══ MATERIAL SUPPLIED

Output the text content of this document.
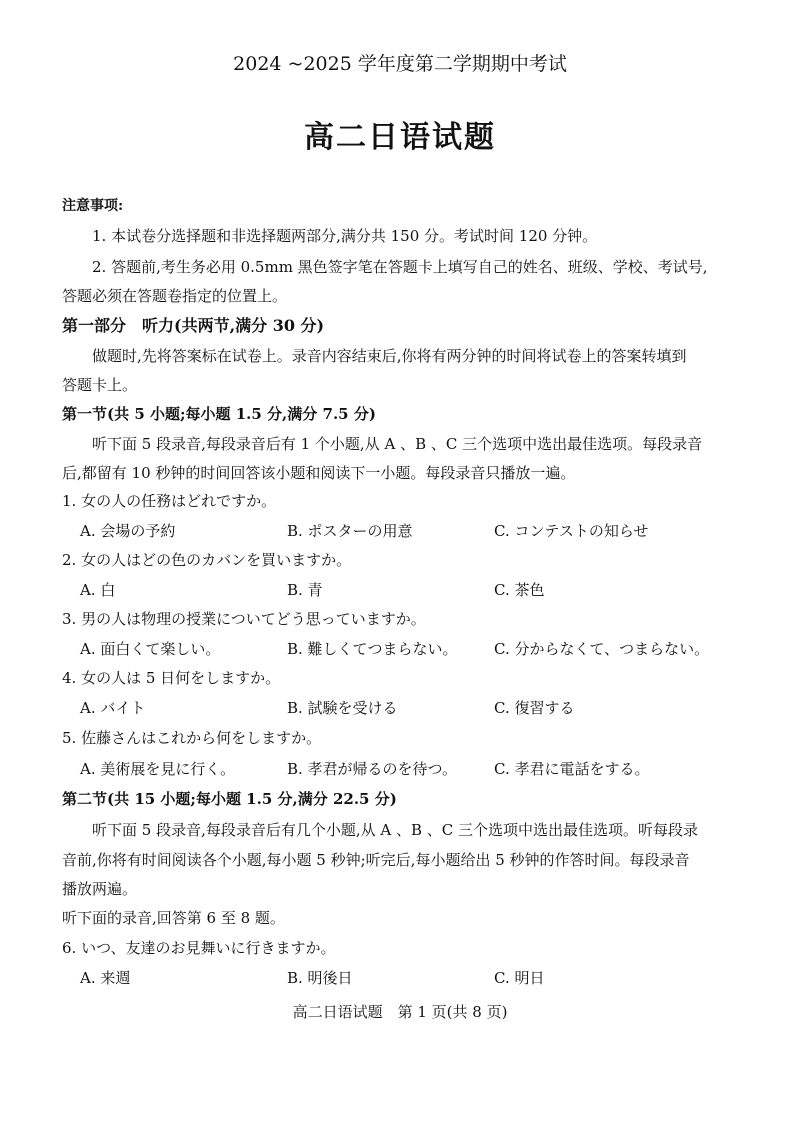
2024 ~2025 学年度第二学期期中考试
高二日语试题
注意事项:
1. 本试卷分选择题和非选择题两部分,满分共 150 分。考试时间 120 分钟。
2. 答题前,考生务必用 0.5mm 黑色签字笔在答题卡上填写自己的姓名、班级、学校、考试号,
答题必须在答题卷指定的位置上。
第一部分　听力(共两节,满分 30 分)
做题时,先将答案标在试卷上。录音内容结束后,你将有两分钟的时间将试卷上的答案转填到
答题卡上。
第一节(共 5 小题;每小题 1.5 分,满分 7.5 分)
听下面 5 段录音,每段录音后有 1 个小题,从 A 、B 、C 三个选项中选出最佳选项。每段录音
后,都留有 10 秒钟的时间回答该小题和阅读下一小题。每段录音只播放一遍。
1. 女の人の任務はどれですか。
A. 会場の予約	B. ポスターの用意	C. コンテストの知らせ
2. 女の人はどの色のカバンを買いますか。
A. 白	B. 青	C. 茶色
3. 男の人は物理の授業についてどう思っていますか。
A. 面白くて楽しい。	B. 難しくてつまらない。 C. 分からなくて、つまらない。
4. 女の人は 5 日何をしますか。
A. バイト	B. 試験を受ける	C. 復習する
5. 佐藤さんはこれから何をしますか。
A. 美術展を見に行く。	B. 孝君が帰るのを待つ。 C. 孝君に電話をする。
第二节(共 15 小题;每小题 1.5 分,满分 22.5 分)
听下面 5 段录音,每段录音后有几个小题,从 A 、B 、C 三个选项中选出最佳选项。听每段录
音前,你将有时间阅读各个小题,每小题 5 秒钟;听完后,每小题给出 5 秒钟的作答时间。每段录音
播放两遍。
听下面的录音,回答第 6 至 8 题。
6. いつ、友達のお見舞いに行きますか。
A. 来週	B. 明後日	C. 明日
高二日语试题　第 1 页(共 8 页)
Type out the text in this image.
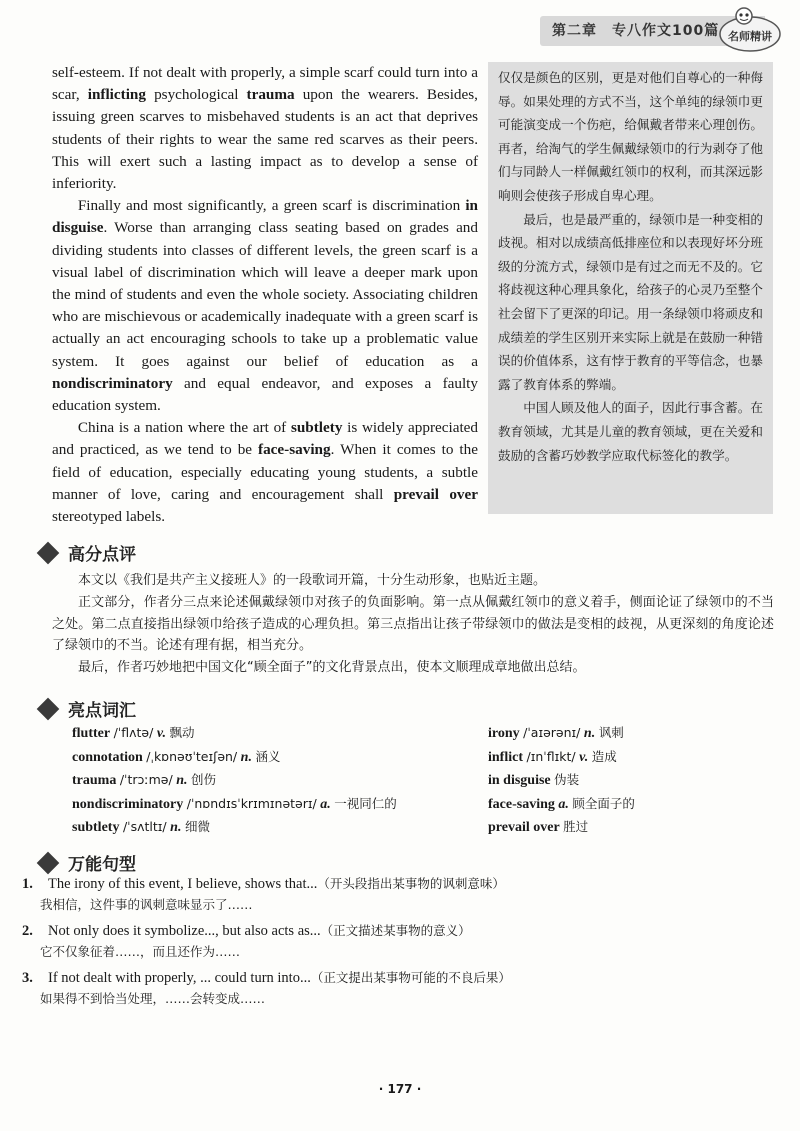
第二章　专八作文100篇 名师精讲

self-esteem. If not dealt with properly, a simple scarf could turn into a scar, inflicting psychological trauma upon the wearers. Besides, issuing green scarves to misbehaved students is an act that deprives students of their rights to wear the same red scarves as their peers. This will exert such a lasting impact as to develop a sense of inferiority.

Finally and most significantly, a green scarf is discrimination in disguise. Worse than arranging class seating based on grades and dividing students into classes of different levels, the green scarf is a visual label of discrimination which will leave a deeper mark upon the mind of students and even the whole society. Associating children who are mischievous or academically inadequate with a green scarf is actually an act encouraging schools to take up a problematic value system. It goes against our belief of education as a nondiscriminatory and equal endeavor, and exposes a faulty education system.

China is a nation where the art of subtlety is widely appreciated and practiced, as we tend to be face-saving. When it comes to the field of education, especially educating young students, a subtle manner of love, caring and encouragement shall prevail over stereotyped labels.

仅仅是颜色的区别，更是对他们自尊心的一种侮辱。如果处理的方式不当，这个单纯的绿领巾更可能演变成一个伤疤，给佩戴者带来心理创伤。再者，给淘气的学生佩戴绿领巾的行为剥夺了他们与同龄人一样佩戴红领巾的权利，而其深远影响则会使孩子形成自卑心理。

最后，也是最严重的，绿领巾是一种变相的歧视。相对以成绩高低排座位和以表现好坏分班级的分流方式，绿领巾是有过之而无不及的。它将歧视这种心理具象化，给孩子的心灵乃至整个社会留下了更深的印记。用一条绿领巾将顽皮和成绩差的学生区别开来实际上就是在鼓励一种错误的价值体系，这有悖于教育的平等信念，也暴露了教育体系的弊端。

中国人顾及他人的面子，因此行事含蓄。在教育领域，尤其是儿童的教育领域，更在关爱和鼓励的含蓄巧妙教学应取代标签化的教学。

高分点评

本文以《我们是共产主义接班人》的一段歌词开篇，十分生动形象，也贴近主题。

正文部分，作者分三点来论述佩戴绿领巾对孩子的负面影响。第一点从佩戴红领巾的意义着手，侧面论证了绿领巾的不当之处。第二点直接指出绿领巾给孩子造成的心理负担。第三点指出让孩子带绿领巾的做法是变相的歧视，从更深刻的角度论述了绿领巾的不当。论述有理有据，相当充分。

最后，作者巧妙地把中国文化“顾全面子”的文化背景点出，使本文顺理成章地做出总结。

亮点词汇
flutter /ˈflʌtə/ v. 飘动
connotation /ˌkɒnəʊˈteɪʃən/ n. 涵义
trauma /ˈtrɔːmə/ n. 创伤
nondiscriminatory /ˈnɒndɪsˈkrɪmɪnətərɪ/ a. 一视同仁的
subtlety /ˈsʌtltɪ/ n. 细微
irony /ˈaɪərənɪ/ n. 讽刺
inflict /ɪnˈflɪkt/ v. 造成
in disguise 伪装
face-saving a. 顾全面子的
prevail over 胜过
万能句型
1. The irony of this event, I believe, shows that...（开头段指出某事物的讽刺意味）
我相信，这件事的讽刺意味显示了……
2. Not only does it symbolize..., but also acts as...（正文描述某事物的意义）
它不仅象征着……，而且还作为……
3. If not dealt with properly, ... could turn into...（正文提出某事物可能的不良后果）
如果得不到恰当处理，……会转变成……
· 177 ·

════

* REQUEST *
Show each line holding the word "could".

* RESPONSE TO THIS EXERCISE *
self-esteem. If not dealt with properly, a simple scarf could turn into a scar, inflicting psychological trauma upon the wearers. Besides, issuing green scarves to misbehaved students is an act that deprives students of their rights to wear the same red scarves as their peers. This will exert such a lasting impact as to develop a sense of inferiority.
3. If not dealt with properly, ... could turn into...（正文提出某事物可能的不良后果）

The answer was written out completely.